* Instructions for the task
Locate the lines where "重点省专" occurs and copy them as they stand.
####################
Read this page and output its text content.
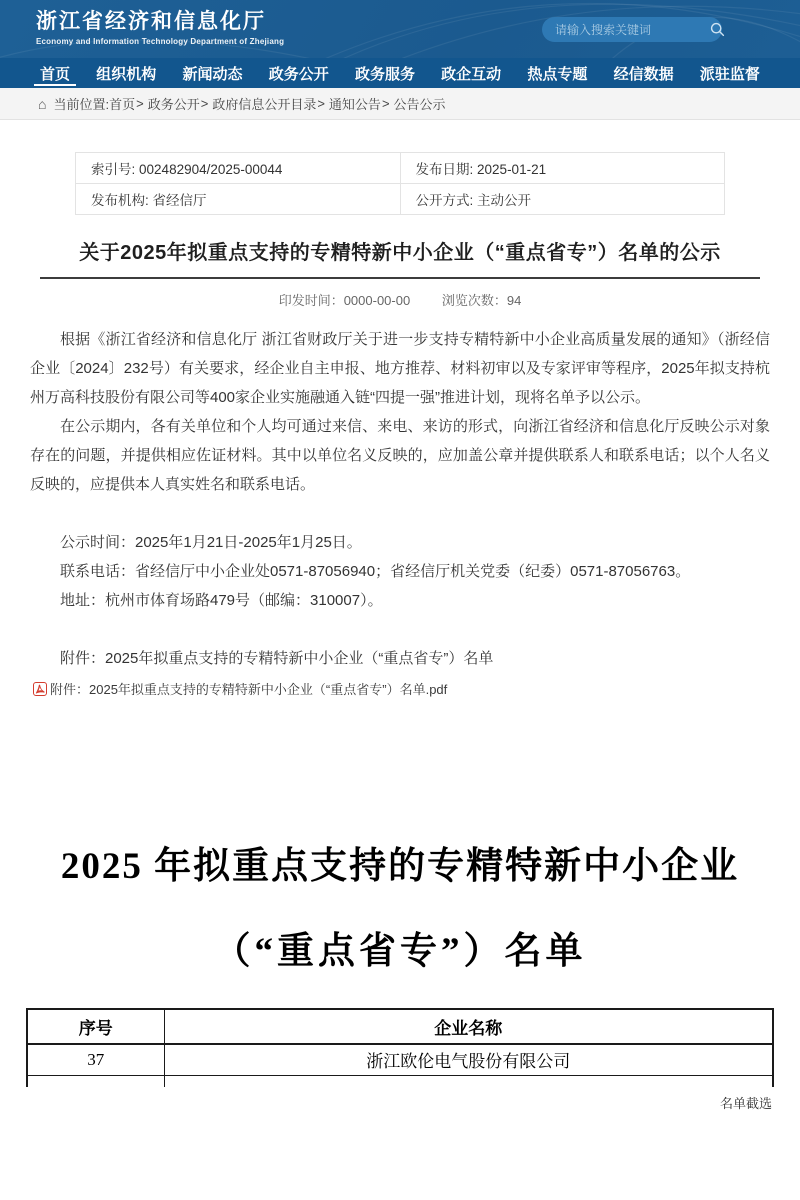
浙江省经济和信息化厅
Economy and Information Technology Department of Zhejiang
请输入搜索关键词
首页	组织机构	新闻动态	政务公开	政务服务	政企互动	热点专题	经信数据	派驻监督
⌂ 当前位置: 首页 > 政务公开 > 政府信息公开目录 > 通知公告 > 公告公示
索引号: 002482904/2025-00044	发布日期: 2025-01-21
发布机构: 省经信厅	公开方式: 主动公开
关于2025年拟重点支持的专精特新中小企业（“重点省专”）名单的公示
印发时间：0000-00-00 浏览次数：94

根据《浙江省经济和信息化厅 浙江省财政厅关于进一步支持专精特新中小企业高质量发展的通知》（浙经信企业〔2024〕232号）有关要求，经企业自主申报、地方推荐、材料初审以及专家评审等程序，2025年拟支持杭州万高科技股份有限公司等400家企业实施融通入链“四提一强”推进计划，现将名单予以公示。

在公示期内，各有关单位和个人均可通过来信、来电、来访的形式，向浙江省经济和信息化厅反映公示对象存在的问题，并提供相应佐证材料。其中以单位名义反映的，应加盖公章并提供联系人和联系电话；以个人名义反映的，应提供本人真实姓名和联系电话。

公示时间：2025年1月21日-2025年1月25日。
联系电话：省经信厅中小企业处0571-87056940；省经信厅机关党委（纪委）0571-87056763。
地址：杭州市体育场路479号（邮编：310007）。
附件：2025年拟重点支持的专精特新中小企业（“重点省专”）名单
附件：2025年拟重点支持的专精特新中小企业（“重点省专”）名单.pdf
2025 年拟重点支持的专精特新中小企业
（“重点省专”）名单
序号	企业名称
37	浙江欧伦电气股份有限公司

名单截选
####################
* Answer to this task
关于2025年拟重点支持的专精特新中小企业（“重点省专”）名单的公示
附件：2025年拟重点支持的专精特新中小企业（“重点省专”）名单
附件：2025年拟重点支持的专精特新中小企业（“重点省专”）名单.pdf
（“重点省专”）名单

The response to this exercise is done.